**Exercise goal**:
Extract the records in full, leaving every picture out.

•••••

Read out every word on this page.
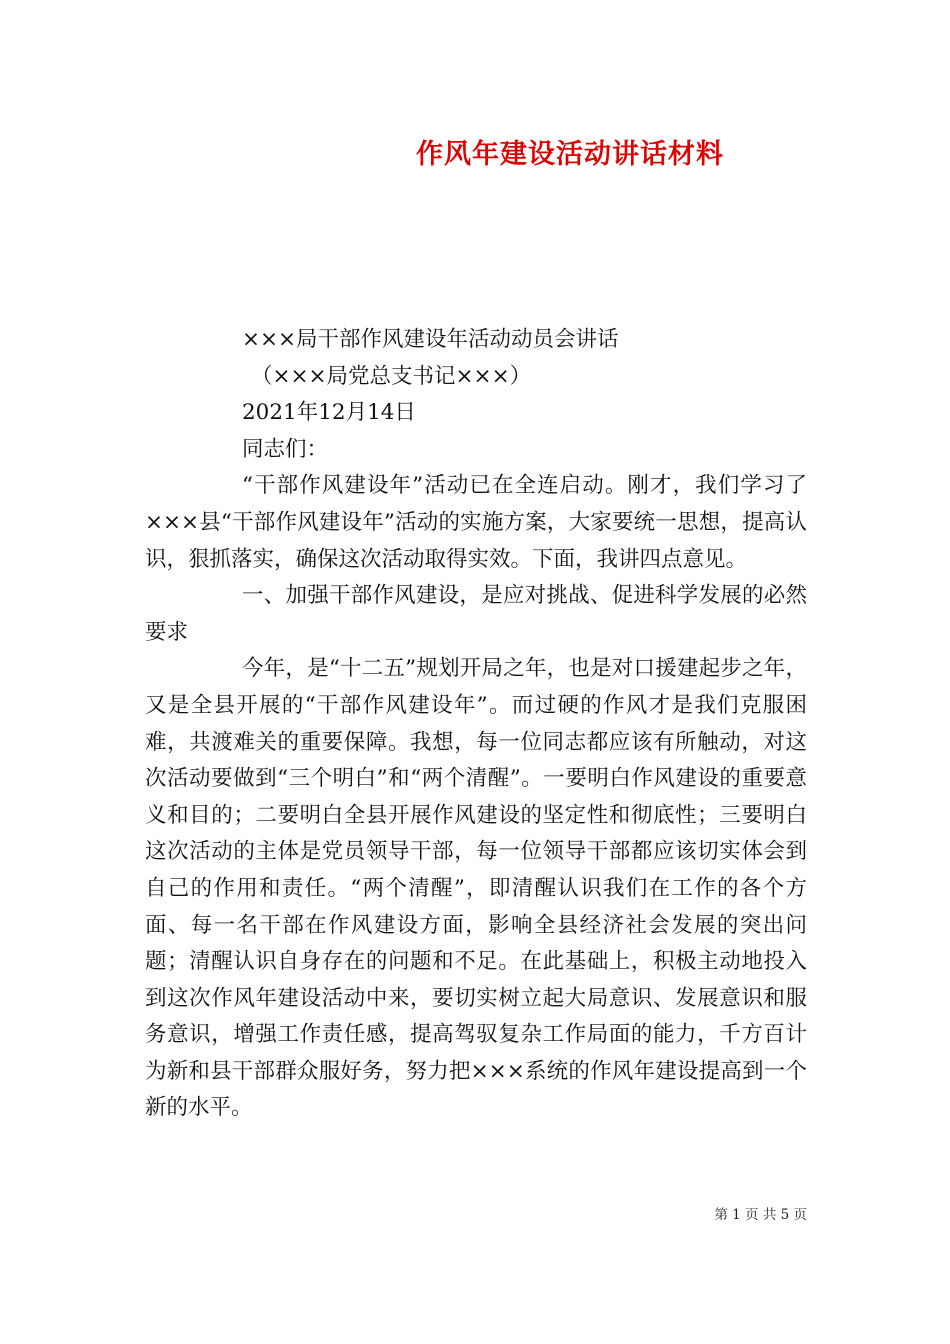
作风年建设活动讲话材料

×××局干部作风建设年活动动员会讲话

（×××局党总支书记×××）

2021年12月14日

同志们：

“干部作风建设年”活动已在全连启动。刚才，我们学习了×××县“干部作风建设年”活动的实施方案，大家要统一思想，提高认识，狠抓落实，确保这次活动取得实效。下面，我讲四点意见。

一、加强干部作风建设，是应对挑战、促进科学发展的必然要求

今年，是“十二五”规划开局之年，也是对口援建起步之年，又是全县开展的“干部作风建设年”。而过硬的作风才是我们克服困难，共渡难关的重要保障。我想，每一位同志都应该有所触动，对这次活动要做到“三个明白”和“两个清醒”。一要明白作风建设的重要意义和目的；二要明白全县开展作风建设的坚定性和彻底性；三要明白这次活动的主体是党员领导干部，每一位领导干部都应该切实体会到自己的作用和责任。“两个清醒”，即清醒认识我们在工作的各个方面、每一名干部在作风建设方面，影响全县经济社会发展的突出问题；清醒认识自身存在的问题和不足。在此基础上，积极主动地投入到这次作风年建设活动中来，要切实树立起大局意识、发展意识和服务意识，增强工作责任感，提高驾驭复杂工作局面的能力，千方百计为新和县干部群众服好务，努力把×××系统的作风年建设提高到一个新的水平。

第 1 页 共 5 页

•••••

**Answer for the task**:
Read out every word on this page.
作风年建设活动讲话材料

×××局干部作风建设年活动动员会讲话

（×××局党总支书记×××）

2021年12月14日

同志们：

“干部作风建设年”活动已在全连启动。刚才，我们学习了×××县“干部作风建设年”活动的实施方案，大家要统一思想，提高认识，狠抓落实，确保这次活动取得实效。下面，我讲四点意见。

一、加强干部作风建设，是应对挑战、促进科学发展的必然要求

今年，是“十二五”规划开局之年，也是对口援建起步之年，又是全县开展的“干部作风建设年”。而过硬的作风才是我们克服困难，共渡难关的重要保障。我想，每一位同志都应该有所触动，对这次活动要做到“三个明白”和“两个清醒”。一要明白作风建设的重要意义和目的；二要明白全县开展作风建设的坚定性和彻底性；三要明白这次活动的主体是党员领导干部，每一位领导干部都应该切实体会到自己的作用和责任。“两个清醒”，即清醒认识我们在工作的各个方面、每一名干部在作风建设方面，影响全县经济社会发展的突出问题；清醒认识自身存在的问题和不足。在此基础上，积极主动地投入到这次作风年建设活动中来，要切实树立起大局意识、发展意识和服务意识，增强工作责任感，提高驾驭复杂工作局面的能力，千方百计为新和县干部群众服好务，努力把×××系统的作风年建设提高到一个新的水平。

第 1 页 共 5 页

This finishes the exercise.